* **Aim of the exercise**: Write out the records word for word, with no pictures.

-- start --

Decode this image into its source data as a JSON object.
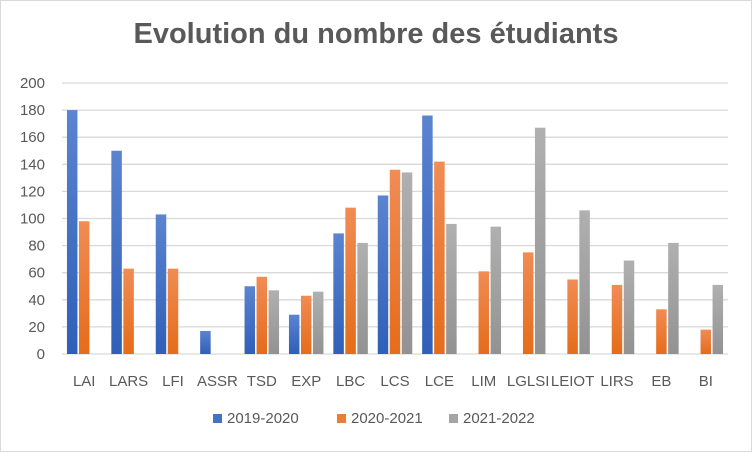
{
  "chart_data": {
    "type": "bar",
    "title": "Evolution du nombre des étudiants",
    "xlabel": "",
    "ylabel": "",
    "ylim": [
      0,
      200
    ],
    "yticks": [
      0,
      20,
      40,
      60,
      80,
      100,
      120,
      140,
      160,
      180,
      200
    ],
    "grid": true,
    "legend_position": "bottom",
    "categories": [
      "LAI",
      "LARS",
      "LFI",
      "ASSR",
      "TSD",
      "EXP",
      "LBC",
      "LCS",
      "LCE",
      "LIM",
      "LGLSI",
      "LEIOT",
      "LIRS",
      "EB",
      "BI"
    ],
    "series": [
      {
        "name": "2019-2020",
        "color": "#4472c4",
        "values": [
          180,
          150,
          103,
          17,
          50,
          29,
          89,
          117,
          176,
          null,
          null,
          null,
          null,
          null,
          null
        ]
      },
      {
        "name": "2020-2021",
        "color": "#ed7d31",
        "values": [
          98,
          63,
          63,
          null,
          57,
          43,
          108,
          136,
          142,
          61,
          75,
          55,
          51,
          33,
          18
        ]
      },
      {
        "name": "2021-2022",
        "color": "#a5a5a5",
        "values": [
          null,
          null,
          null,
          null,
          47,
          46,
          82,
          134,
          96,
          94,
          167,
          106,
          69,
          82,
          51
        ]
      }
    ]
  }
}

-- end --

* **Task answer**:
Decode this image into its source data as a JSON object.
{
  "chart_data": {
    "type": "bar",
    "title": "Evolution du nombre des étudiants",
    "xlabel": "",
    "ylabel": "",
    "ylim": [
      0,
      200
    ],
    "yticks": [
      0,
      20,
      40,
      60,
      80,
      100,
      120,
      140,
      160,
      180,
      200
    ],
    "grid": true,
    "legend_position": "bottom",
    "categories": [
      "LAI",
      "LARS",
      "LFI",
      "ASSR",
      "TSD",
      "EXP",
      "LBC",
      "LCS",
      "LCE",
      "LIM",
      "LGLSI",
      "LEIOT",
      "LIRS",
      "EB",
      "BI"
    ],
    "series": [
      {
        "name": "2019-2020",
        "color": "#4472c4",
        "values": [
          180,
          150,
          103,
          17,
          50,
          29,
          89,
          117,
          176,
          null,
          null,
          null,
          null,
          null,
          null
        ]
      },
      {
        "name": "2020-2021",
        "color": "#ed7d31",
        "values": [
          98,
          63,
          63,
          null,
          57,
          43,
          108,
          136,
          142,
          61,
          75,
          55,
          51,
          33,
          18
        ]
      },
      {
        "name": "2021-2022",
        "color": "#a5a5a5",
        "values": [
          null,
          null,
          null,
          null,
          47,
          46,
          82,
          134,
          96,
          94,
          167,
          106,
          69,
          82,
          51
        ]
      }
    ]
  }
}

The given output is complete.